## What the exercise asks
Please list all lines of the material below in which the string "name" occurs.

## Records for this task

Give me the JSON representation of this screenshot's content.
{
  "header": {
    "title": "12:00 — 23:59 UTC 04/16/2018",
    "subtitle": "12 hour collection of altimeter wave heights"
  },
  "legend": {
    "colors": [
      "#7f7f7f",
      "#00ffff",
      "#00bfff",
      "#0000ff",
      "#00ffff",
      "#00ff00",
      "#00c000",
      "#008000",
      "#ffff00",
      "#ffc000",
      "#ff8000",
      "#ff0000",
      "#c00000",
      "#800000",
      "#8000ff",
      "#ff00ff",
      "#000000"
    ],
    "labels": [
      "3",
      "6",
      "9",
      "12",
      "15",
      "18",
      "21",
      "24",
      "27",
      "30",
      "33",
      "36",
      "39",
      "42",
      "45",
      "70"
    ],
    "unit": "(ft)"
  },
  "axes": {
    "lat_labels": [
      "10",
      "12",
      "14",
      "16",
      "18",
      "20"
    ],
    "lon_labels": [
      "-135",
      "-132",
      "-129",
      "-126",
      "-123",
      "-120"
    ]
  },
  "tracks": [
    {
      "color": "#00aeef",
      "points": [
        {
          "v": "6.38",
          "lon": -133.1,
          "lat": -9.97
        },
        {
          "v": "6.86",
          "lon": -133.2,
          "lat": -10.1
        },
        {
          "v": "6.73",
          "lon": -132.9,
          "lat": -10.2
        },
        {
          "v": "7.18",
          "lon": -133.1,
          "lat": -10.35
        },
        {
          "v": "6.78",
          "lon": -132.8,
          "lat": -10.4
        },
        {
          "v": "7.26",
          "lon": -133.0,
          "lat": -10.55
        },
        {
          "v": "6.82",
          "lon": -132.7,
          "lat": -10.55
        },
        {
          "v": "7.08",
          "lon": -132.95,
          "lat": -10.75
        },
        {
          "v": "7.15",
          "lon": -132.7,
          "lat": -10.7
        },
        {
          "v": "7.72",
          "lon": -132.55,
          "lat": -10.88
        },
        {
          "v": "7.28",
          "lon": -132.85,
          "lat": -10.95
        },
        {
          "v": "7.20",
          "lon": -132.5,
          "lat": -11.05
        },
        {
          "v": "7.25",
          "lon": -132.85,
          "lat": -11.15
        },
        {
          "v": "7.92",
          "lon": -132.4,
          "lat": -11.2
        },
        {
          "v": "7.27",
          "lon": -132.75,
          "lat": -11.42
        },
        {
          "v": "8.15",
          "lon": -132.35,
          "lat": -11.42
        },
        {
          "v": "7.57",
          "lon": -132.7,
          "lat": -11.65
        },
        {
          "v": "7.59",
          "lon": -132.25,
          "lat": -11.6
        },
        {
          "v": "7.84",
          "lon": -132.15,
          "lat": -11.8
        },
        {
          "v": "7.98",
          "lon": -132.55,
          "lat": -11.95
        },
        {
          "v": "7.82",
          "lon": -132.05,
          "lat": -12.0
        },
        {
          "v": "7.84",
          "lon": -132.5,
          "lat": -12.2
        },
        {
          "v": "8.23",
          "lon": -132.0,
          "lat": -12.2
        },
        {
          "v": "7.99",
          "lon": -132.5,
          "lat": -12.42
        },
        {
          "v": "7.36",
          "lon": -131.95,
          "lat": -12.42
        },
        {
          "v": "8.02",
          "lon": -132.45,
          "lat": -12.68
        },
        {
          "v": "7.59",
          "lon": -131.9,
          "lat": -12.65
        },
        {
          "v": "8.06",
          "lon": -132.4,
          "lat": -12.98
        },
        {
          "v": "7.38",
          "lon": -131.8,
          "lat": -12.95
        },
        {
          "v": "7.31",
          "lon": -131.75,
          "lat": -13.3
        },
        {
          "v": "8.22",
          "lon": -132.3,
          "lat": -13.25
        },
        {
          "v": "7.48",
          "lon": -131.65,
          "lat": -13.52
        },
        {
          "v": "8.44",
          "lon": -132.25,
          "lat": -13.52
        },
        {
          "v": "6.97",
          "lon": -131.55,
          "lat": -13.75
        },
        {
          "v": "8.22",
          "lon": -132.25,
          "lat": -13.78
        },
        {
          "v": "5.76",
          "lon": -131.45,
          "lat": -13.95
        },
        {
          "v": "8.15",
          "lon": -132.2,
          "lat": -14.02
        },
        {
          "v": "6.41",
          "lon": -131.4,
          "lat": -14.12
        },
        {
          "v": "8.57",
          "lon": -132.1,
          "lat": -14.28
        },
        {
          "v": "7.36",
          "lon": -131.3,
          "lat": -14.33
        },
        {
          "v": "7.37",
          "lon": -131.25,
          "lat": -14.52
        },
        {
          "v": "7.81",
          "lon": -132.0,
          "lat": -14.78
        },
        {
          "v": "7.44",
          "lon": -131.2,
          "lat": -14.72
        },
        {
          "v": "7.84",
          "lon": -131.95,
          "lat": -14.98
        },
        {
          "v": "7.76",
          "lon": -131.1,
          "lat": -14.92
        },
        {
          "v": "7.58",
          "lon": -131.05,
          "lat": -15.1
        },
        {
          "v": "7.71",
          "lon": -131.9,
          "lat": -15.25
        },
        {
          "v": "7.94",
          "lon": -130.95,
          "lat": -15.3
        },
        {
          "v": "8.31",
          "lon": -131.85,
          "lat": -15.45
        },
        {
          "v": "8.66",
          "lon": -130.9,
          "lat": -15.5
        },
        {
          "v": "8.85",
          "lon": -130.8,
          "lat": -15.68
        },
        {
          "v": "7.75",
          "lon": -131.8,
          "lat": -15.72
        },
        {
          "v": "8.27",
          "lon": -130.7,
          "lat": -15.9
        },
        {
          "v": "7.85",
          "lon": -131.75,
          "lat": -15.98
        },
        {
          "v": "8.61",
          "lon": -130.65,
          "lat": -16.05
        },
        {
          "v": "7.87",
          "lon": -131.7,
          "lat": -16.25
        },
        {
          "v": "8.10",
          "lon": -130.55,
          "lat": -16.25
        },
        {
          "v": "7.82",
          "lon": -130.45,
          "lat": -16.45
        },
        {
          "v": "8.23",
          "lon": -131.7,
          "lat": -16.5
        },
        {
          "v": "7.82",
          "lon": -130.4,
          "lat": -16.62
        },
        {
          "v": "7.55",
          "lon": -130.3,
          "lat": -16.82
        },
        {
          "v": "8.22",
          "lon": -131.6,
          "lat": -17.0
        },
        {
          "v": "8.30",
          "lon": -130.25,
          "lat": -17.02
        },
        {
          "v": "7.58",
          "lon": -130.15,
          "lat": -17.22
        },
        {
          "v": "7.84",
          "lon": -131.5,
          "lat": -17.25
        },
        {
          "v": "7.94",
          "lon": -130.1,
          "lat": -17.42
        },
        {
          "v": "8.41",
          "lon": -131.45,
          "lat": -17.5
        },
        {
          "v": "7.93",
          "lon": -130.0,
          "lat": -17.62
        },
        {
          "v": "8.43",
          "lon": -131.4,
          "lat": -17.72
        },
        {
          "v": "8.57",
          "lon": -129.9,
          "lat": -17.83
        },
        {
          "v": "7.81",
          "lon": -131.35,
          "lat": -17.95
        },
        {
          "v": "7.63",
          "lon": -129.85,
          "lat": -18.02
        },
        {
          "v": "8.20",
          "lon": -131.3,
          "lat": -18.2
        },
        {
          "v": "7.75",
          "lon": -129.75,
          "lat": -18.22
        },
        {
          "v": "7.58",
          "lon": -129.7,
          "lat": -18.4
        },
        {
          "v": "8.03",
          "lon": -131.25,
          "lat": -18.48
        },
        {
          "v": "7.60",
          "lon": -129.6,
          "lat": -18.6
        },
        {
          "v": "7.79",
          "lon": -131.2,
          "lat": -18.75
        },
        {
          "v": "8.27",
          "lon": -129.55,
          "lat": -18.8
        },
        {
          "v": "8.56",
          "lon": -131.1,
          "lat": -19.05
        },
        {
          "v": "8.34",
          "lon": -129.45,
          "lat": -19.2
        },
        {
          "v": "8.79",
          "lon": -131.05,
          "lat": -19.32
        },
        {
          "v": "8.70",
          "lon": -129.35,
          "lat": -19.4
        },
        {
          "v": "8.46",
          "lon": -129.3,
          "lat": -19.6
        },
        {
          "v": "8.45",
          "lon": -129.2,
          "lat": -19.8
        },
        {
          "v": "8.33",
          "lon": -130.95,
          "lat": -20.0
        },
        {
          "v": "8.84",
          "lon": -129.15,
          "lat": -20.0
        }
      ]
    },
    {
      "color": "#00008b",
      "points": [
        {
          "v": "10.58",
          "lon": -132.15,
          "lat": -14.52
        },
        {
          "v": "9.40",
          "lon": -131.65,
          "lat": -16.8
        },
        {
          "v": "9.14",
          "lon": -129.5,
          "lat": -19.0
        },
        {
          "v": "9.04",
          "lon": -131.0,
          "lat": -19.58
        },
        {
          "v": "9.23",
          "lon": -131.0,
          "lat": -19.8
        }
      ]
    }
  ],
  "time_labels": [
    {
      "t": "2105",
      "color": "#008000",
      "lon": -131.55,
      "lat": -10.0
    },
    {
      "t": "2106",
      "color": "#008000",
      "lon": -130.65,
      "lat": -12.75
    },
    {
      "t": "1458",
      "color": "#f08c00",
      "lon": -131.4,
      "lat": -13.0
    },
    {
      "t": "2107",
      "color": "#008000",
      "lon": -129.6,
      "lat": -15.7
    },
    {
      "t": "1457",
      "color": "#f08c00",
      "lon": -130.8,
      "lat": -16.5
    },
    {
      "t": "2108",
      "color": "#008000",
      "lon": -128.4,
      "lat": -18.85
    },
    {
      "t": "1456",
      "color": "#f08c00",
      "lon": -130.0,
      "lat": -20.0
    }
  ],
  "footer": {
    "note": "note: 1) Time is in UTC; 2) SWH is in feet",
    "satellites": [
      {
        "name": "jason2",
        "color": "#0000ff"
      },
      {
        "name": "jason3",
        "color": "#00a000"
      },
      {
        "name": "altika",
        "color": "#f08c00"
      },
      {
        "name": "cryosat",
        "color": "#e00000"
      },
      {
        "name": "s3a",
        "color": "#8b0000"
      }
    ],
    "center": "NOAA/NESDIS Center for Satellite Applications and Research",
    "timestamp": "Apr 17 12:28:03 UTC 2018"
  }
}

## Written reply
        "name": "jason2",
        "name": "jason3",
        "name": "altika",
        "name": "cryosat",
        "name": "s3a",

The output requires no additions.